• Problem statement: Extract all lines containing "icon".
=-=-=
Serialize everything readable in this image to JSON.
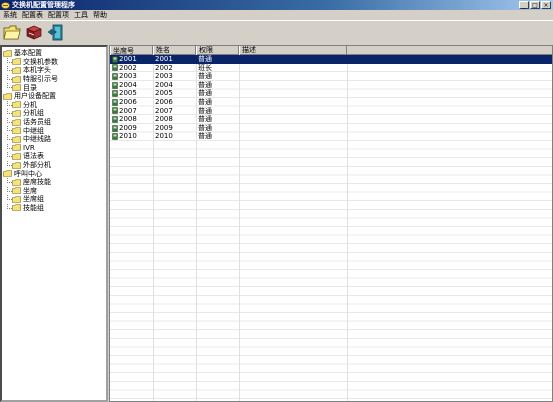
{
  "window": {
    "title": "交换机配置管理程序",
    "controls": [
      "_",
      "□",
      "×"
    ]
  },
  "menu": [
    "系统",
    "配置表",
    "配置项",
    "工具",
    "帮助"
  ],
  "toolbar": [
    {
      "name": "open-folder-button",
      "icon": "folder-open-icon"
    },
    {
      "name": "books-button",
      "icon": "books-icon"
    },
    {
      "name": "exit-button",
      "icon": "exit-door-icon"
    }
  ],
  "tree": [
    {
      "label": "基本配置",
      "level": 0
    },
    {
      "label": "交换机参数",
      "level": 1
    },
    {
      "label": "本机字头",
      "level": 1
    },
    {
      "label": "特服引示号",
      "level": 1
    },
    {
      "label": "目录",
      "level": 1
    },
    {
      "label": "用户设备配置",
      "level": 0
    },
    {
      "label": "分机",
      "level": 1
    },
    {
      "label": "分机组",
      "level": 1
    },
    {
      "label": "话务员组",
      "level": 1
    },
    {
      "label": "中继组",
      "level": 1
    },
    {
      "label": "中继线路",
      "level": 1
    },
    {
      "label": "IVR",
      "level": 1
    },
    {
      "label": "语法表",
      "level": 1
    },
    {
      "label": "外部分机",
      "level": 1
    },
    {
      "label": "呼叫中心",
      "level": 0
    },
    {
      "label": "座席技能",
      "level": 1
    },
    {
      "label": "坐席",
      "level": 1
    },
    {
      "label": "坐席组",
      "level": 1
    },
    {
      "label": "技能组",
      "level": 1
    }
  ],
  "grid": {
    "columns": [
      "坐席号",
      "姓名",
      "权限",
      "描述"
    ],
    "rows": [
      {
        "id": "2001",
        "name": "2001",
        "perm": "普通",
        "desc": "",
        "selected": true
      },
      {
        "id": "2002",
        "name": "2002",
        "perm": "班长",
        "desc": ""
      },
      {
        "id": "2003",
        "name": "2003",
        "perm": "普通",
        "desc": ""
      },
      {
        "id": "2004",
        "name": "2004",
        "perm": "普通",
        "desc": ""
      },
      {
        "id": "2005",
        "name": "2005",
        "perm": "普通",
        "desc": ""
      },
      {
        "id": "2006",
        "name": "2006",
        "perm": "普通",
        "desc": ""
      },
      {
        "id": "2007",
        "name": "2007",
        "perm": "普通",
        "desc": ""
      },
      {
        "id": "2008",
        "name": "2008",
        "perm": "普通",
        "desc": ""
      },
      {
        "id": "2009",
        "name": "2009",
        "perm": "普通",
        "desc": ""
      },
      {
        "id": "2010",
        "name": "2010",
        "perm": "普通",
        "desc": ""
      }
    ]
  },
  "colors": {
    "titlebar": "#0a246a",
    "selection": "#0a246a",
    "folder": "#f5e27a",
    "face": "#d4d0c8"
  }
}
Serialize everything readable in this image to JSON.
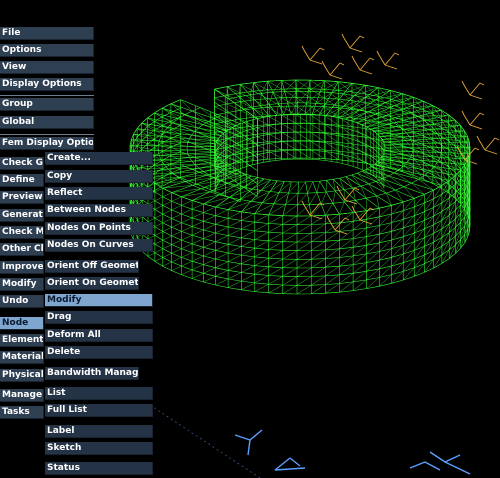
=-=-=
• Exercise solution:
      "icon": "folder-open-icon"
      "icon": "books-icon"
      "icon": "exit-door-icon"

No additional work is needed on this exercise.